• _WORK REQUIRED_
Please substitute "Locate" for "Localize" in the records, starting at the first line and ending at the line that contains "svg-text:N: N xyxy=(71,526,78,536)", and give those lines again with nothing else changed.

• _LISTED RECORDS_
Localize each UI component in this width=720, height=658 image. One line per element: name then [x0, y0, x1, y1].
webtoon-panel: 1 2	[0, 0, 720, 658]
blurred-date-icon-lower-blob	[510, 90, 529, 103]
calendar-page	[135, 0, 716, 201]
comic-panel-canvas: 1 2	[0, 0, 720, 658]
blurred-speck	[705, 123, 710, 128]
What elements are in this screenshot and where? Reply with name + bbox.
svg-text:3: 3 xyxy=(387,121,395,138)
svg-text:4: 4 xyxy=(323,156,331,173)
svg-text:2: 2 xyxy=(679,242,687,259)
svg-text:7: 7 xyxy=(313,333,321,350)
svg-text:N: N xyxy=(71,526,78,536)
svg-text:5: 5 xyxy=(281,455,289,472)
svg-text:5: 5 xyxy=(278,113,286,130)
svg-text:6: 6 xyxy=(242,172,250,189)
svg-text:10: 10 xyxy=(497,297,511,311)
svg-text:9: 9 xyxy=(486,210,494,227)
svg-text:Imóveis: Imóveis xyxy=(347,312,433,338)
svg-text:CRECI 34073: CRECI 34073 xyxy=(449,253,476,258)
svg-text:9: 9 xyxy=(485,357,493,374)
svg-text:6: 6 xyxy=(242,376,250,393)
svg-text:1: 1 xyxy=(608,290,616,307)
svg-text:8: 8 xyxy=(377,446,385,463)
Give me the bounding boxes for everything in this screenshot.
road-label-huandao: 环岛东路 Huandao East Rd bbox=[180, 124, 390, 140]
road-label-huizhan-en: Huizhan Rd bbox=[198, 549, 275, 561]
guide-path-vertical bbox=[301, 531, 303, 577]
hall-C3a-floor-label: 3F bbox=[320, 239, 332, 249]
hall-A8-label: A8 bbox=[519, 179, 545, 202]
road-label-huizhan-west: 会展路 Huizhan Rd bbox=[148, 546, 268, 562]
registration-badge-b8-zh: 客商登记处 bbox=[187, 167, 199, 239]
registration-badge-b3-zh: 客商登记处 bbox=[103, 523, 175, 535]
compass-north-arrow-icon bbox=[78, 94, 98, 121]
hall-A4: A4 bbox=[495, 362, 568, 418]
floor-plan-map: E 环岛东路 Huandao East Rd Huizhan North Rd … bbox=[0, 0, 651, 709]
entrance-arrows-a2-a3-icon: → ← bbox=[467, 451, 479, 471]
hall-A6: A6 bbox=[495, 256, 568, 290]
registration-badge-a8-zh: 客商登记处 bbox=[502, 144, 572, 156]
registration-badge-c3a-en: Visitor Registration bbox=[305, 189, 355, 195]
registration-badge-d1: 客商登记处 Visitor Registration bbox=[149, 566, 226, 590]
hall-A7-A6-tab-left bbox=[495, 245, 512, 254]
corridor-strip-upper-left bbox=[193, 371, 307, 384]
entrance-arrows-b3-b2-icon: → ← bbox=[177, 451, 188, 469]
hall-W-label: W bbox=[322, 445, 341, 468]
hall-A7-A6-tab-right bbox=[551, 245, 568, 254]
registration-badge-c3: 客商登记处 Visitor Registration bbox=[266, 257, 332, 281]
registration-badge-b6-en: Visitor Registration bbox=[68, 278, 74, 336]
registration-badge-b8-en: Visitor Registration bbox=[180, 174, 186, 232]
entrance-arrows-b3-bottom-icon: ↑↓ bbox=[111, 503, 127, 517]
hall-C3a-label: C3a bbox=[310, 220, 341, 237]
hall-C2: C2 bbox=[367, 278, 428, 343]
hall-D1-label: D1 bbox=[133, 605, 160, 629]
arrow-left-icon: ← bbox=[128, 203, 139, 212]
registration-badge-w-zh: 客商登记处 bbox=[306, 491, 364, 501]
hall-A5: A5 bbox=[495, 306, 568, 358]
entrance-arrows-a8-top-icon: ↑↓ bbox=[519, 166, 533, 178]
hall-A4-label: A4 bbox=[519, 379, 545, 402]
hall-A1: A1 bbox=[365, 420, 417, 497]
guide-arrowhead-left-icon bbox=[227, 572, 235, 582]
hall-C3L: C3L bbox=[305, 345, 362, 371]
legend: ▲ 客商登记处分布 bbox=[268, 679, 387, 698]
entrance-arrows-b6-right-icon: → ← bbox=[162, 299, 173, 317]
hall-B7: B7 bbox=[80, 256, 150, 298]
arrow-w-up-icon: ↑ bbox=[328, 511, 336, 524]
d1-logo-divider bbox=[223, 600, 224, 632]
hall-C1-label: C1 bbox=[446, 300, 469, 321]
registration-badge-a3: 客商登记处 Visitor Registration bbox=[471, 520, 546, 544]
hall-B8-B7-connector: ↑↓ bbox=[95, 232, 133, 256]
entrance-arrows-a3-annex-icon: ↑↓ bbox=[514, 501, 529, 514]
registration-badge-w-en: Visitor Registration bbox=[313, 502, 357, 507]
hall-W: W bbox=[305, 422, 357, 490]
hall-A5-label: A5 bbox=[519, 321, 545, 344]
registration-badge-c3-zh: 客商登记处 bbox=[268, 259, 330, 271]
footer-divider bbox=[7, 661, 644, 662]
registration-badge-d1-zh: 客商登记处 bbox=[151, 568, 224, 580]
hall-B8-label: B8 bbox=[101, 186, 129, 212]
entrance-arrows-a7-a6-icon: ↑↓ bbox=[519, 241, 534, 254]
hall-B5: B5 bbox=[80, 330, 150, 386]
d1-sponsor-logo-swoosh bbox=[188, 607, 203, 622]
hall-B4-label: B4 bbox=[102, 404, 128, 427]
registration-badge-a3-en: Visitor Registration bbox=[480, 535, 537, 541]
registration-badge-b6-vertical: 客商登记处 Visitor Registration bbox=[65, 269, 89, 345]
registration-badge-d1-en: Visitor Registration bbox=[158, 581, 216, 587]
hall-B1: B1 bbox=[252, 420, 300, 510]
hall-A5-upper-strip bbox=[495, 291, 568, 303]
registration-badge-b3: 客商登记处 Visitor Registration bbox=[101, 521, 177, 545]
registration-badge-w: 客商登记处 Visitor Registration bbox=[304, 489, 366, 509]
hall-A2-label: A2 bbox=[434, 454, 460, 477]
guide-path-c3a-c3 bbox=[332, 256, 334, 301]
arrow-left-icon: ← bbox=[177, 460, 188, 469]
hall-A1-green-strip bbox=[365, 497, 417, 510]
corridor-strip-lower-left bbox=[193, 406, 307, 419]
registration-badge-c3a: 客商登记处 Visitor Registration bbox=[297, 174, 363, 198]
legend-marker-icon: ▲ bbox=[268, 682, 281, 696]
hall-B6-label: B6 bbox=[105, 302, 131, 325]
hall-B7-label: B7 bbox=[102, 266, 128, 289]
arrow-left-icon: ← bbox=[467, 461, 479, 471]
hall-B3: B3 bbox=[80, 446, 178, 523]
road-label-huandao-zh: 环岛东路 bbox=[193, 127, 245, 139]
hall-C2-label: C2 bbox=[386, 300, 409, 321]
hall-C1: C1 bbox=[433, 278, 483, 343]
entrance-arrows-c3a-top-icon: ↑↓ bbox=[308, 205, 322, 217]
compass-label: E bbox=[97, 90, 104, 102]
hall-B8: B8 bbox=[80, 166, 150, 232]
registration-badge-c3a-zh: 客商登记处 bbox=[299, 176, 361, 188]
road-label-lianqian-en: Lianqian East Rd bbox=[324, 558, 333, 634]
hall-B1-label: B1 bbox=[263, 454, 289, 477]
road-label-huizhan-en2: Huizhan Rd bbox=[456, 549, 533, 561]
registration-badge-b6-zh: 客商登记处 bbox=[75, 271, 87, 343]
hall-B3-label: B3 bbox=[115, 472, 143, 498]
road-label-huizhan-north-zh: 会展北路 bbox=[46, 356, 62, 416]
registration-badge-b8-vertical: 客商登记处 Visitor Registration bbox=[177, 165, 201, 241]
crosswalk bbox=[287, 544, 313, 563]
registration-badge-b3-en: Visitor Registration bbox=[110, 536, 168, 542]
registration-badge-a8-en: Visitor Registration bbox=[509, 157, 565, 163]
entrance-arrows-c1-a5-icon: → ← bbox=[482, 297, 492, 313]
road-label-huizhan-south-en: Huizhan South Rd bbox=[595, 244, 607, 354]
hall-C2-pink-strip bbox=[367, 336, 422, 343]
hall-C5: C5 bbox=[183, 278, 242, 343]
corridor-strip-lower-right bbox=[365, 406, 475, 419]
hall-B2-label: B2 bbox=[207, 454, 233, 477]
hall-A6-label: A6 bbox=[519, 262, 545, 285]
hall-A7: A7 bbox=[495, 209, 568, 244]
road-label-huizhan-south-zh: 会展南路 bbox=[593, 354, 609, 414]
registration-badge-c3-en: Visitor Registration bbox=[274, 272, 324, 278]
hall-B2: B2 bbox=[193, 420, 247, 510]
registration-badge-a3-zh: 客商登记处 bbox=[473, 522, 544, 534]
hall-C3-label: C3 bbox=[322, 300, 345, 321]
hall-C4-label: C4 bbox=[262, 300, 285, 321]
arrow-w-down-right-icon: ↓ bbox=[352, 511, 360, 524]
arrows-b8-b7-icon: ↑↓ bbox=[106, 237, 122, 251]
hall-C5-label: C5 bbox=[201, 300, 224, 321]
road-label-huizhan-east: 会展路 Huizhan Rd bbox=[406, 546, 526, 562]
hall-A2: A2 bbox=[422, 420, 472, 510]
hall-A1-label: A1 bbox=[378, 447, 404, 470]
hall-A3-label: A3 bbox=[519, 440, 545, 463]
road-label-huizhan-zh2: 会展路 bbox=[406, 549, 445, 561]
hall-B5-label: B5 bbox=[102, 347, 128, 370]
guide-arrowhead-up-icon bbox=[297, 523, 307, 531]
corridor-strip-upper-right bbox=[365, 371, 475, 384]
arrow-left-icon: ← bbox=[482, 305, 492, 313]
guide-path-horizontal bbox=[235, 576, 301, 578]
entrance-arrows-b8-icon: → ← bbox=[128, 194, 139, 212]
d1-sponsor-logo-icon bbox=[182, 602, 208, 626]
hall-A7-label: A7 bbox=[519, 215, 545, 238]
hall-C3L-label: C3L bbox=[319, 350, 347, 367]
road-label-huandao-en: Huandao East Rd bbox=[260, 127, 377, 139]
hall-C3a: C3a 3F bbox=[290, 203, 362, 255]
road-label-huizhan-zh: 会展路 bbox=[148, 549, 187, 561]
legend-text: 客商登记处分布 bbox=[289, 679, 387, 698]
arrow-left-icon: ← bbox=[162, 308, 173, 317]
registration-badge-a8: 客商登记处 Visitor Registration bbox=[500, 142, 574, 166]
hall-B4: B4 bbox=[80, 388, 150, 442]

• _ANSWER IN FULL_
Locate each UI component in this width=720, height=658 image. One line per element: name then [x0, y0, x1, y1].
webtoon-panel: 1 2	[0, 0, 720, 658]
blurred-date-icon-lower-blob	[510, 90, 529, 103]
calendar-page	[135, 0, 716, 201]
comic-panel-canvas: 1 2	[0, 0, 720, 658]
blurred-speck	[705, 123, 710, 128]
What elements are in this screenshot and where? Reply with name + bbox.
svg-text:3: 3 xyxy=(387,121,395,138)
svg-text:4: 4 xyxy=(323,156,331,173)
svg-text:2: 2 xyxy=(679,242,687,259)
svg-text:7: 7 xyxy=(313,333,321,350)
svg-text:N: N xyxy=(71,526,78,536)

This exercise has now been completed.